### Written instruction
Convert each line in the rows below into one string of a JSON list, omitting blank lines and the pictures.

### Data shown
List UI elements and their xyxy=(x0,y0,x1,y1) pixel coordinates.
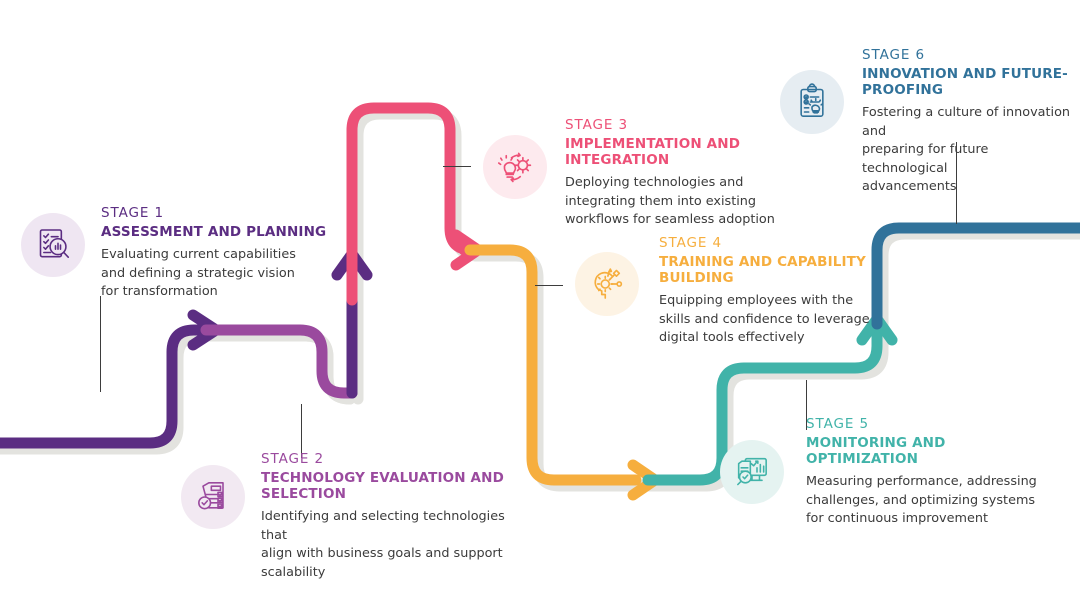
stage-2-description: Identifying and selecting technologies t… xyxy=(261,508,521,582)
stage-4-icon-badge[interactable] xyxy=(575,252,639,316)
flow-segment-stage1 xyxy=(0,330,208,443)
clipboard-magnifier-chart-icon xyxy=(33,225,73,265)
stage-6-description: Fostering a culture of innovation and pr… xyxy=(862,104,1077,197)
connector-tick-stage1 xyxy=(100,296,101,392)
stage-4-label: STAGE 4 xyxy=(659,236,909,251)
head-gear-skills-icon xyxy=(586,263,628,305)
stage-1-title: ASSESSMENT AND PLANNING xyxy=(101,224,341,240)
stage-5-label: STAGE 5 xyxy=(806,417,1056,432)
stage-2-label: STAGE 2 xyxy=(261,452,521,467)
stage-6-text-block: STAGE 6 INNOVATION AND FUTURE-PROOFING F… xyxy=(862,48,1077,197)
stage-6-title: INNOVATION AND FUTURE-PROOFING xyxy=(862,66,1077,98)
stage-4-text-block: STAGE 4 TRAINING AND CAPABILITY BUILDING… xyxy=(659,236,909,348)
stage-3-title: IMPLEMENTATION AND INTEGRATION xyxy=(565,136,815,168)
stage-3-description: Deploying technologies and integrating t… xyxy=(565,174,815,230)
monitor-analytics-magnifier-icon xyxy=(732,452,772,492)
stage-5-text-block: STAGE 5 MONITORING AND OPTIMIZATION Meas… xyxy=(806,417,1056,529)
stage-3-icon-badge[interactable] xyxy=(483,135,547,199)
connector-tick-stage3 xyxy=(443,166,471,167)
stage-2-text-block: STAGE 2 TECHNOLOGY EVALUATION AND SELECT… xyxy=(261,452,521,582)
checklist-document-check-icon xyxy=(193,477,233,517)
stage-2-icon-badge[interactable] xyxy=(181,465,245,529)
stage-6-label: STAGE 6 xyxy=(862,48,1077,63)
stage-2-title: TECHNOLOGY EVALUATION AND SELECTION xyxy=(261,470,521,502)
clipboard-lightbulb-icon xyxy=(792,82,832,122)
stage-6-icon-badge[interactable] xyxy=(780,70,844,134)
stage-4-description: Equipping employees with the skills and … xyxy=(659,292,909,348)
stage-3-text-block: STAGE 3 IMPLEMENTATION AND INTEGRATION D… xyxy=(565,118,815,230)
lightbulb-gear-cycle-icon xyxy=(494,146,536,188)
stage-3-label: STAGE 3 xyxy=(565,118,815,133)
stage-1-text-block: STAGE 1 ASSESSMENT AND PLANNING Evaluati… xyxy=(101,206,341,302)
stage-1-label: STAGE 1 xyxy=(101,206,341,221)
connector-tick-stage4 xyxy=(535,285,563,286)
connector-tick-stage2 xyxy=(301,404,302,458)
stage-1-description: Evaluating current capabilities and defi… xyxy=(101,246,341,302)
stage-5-description: Measuring performance, addressing challe… xyxy=(806,473,1056,529)
stage-1-icon-badge[interactable] xyxy=(21,213,85,277)
stage-4-title: TRAINING AND CAPABILITY BUILDING xyxy=(659,254,909,286)
stage-5-icon-badge[interactable] xyxy=(720,440,784,504)
stage-5-title: MONITORING AND OPTIMIZATION xyxy=(806,435,1056,467)
infographic-canvas: STAGE 1 ASSESSMENT AND PLANNING Evaluati… xyxy=(0,0,1080,600)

### Expected output
[
  "List UI elements and their xyxy=(x0,y0,x1,y1) pixel coordinates.",
  "stage-2-description: Identifying and selecting technologies t… xyxy=(261,508,521,582)",
  "stage-4-icon-badge[interactable] xyxy=(575,252,639,316)",
  "flow-segment-stage1 xyxy=(0,330,208,443)",
  "clipboard-magnifier-chart-icon xyxy=(33,225,73,265)",
  "stage-6-description: Fostering a culture of innovation and pr… xyxy=(862,104,1077,197)",
  "connector-tick-stage1 xyxy=(100,296,101,392)",
  "stage-4-label: STAGE 4 xyxy=(659,236,909,251)",
  "head-gear-skills-icon xyxy=(586,263,628,305)",
  "stage-1-title: ASSESSMENT AND PLANNING xyxy=(101,224,341,240)",
  "stage-5-label: STAGE 5 xyxy=(806,417,1056,432)",
  "stage-2-label: STAGE 2 xyxy=(261,452,521,467)",
  "stage-6-text-block: STAGE 6 INNOVATION AND FUTURE-PROOFING F… xyxy=(862,48,1077,197)",
  "stage-6-title: INNOVATION AND FUTURE-PROOFING xyxy=(862,66,1077,98)",
  "stage-4-text-block: STAGE 4 TRAINING AND CAPABILITY BUILDING… xyxy=(659,236,909,348)",
  "stage-3-title: IMPLEMENTATION AND INTEGRATION xyxy=(565,136,815,168)",
  "stage-3-description: Deploying technologies and integrating t… xyxy=(565,174,815,230)",
  "monitor-analytics-magnifier-icon xyxy=(732,452,772,492)",
  "stage-5-text-block: STAGE 5 MONITORING AND OPTIMIZATION Meas… xyxy=(806,417,1056,529)",
  "stage-3-icon-badge[interactable] xyxy=(483,135,547,199)",
  "connector-tick-stage3 xyxy=(443,166,471,167)",
  "stage-2-text-block: STAGE 2 TECHNOLOGY EVALUATION AND SELECT… xyxy=(261,452,521,582)",
  "checklist-document-check-icon xyxy=(193,477,233,517)",
  "stage-2-icon-badge[interactable] xyxy=(181,465,245,529)",
  "stage-6-label: STAGE 6 xyxy=(862,48,1077,63)",
  "stage-2-title: TECHNOLOGY EVALUATION AND SELECTION xyxy=(261,470,521,502)",
  "clipboard-lightbulb-icon xyxy=(792,82,832,122)",
  "stage-6-icon-badge[interactable] xyxy=(780,70,844,134)",
  "stage-4-description: Equipping employees with the skills and … xyxy=(659,292,909,348)",
  "stage-3-text-block: STAGE 3 IMPLEMENTATION AND INTEGRATION D… xyxy=(565,118,815,230)",
  "lightbulb-gear-cycle-icon xyxy=(494,146,536,188)",
  "stage-3-label: STAGE 3 xyxy=(565,118,815,133)",
  "stage-1-text-block: STAGE 1 ASSESSMENT AND PLANNING Evaluati… xyxy=(101,206,341,302)",
  "stage-1-label: STAGE 1 xyxy=(101,206,341,221)",
  "connector-tick-stage4 xyxy=(535,285,563,286)",
  "connector-tick-stage2 xyxy=(301,404,302,458)",
  "stage-1-description: Evaluating current capabilities and defi… xyxy=(101,246,341,302)",
  "stage-5-description: Measuring performance, addressing challe… xyxy=(806,473,1056,529)",
  "stage-1-icon-badge[interactable] xyxy=(21,213,85,277)",
  "stage-4-title: TRAINING AND CAPABILITY BUILDING xyxy=(659,254,909,286)",
  "stage-5-icon-badge[interactable] xyxy=(720,440,784,504)",
  "stage-5-title: MONITORING AND OPTIMIZATION xyxy=(806,435,1056,467)",
  "infographic-canvas: STAGE 1 ASSESSMENT AND PLANNING Evaluati… xyxy=(0,0,1080,600)"
]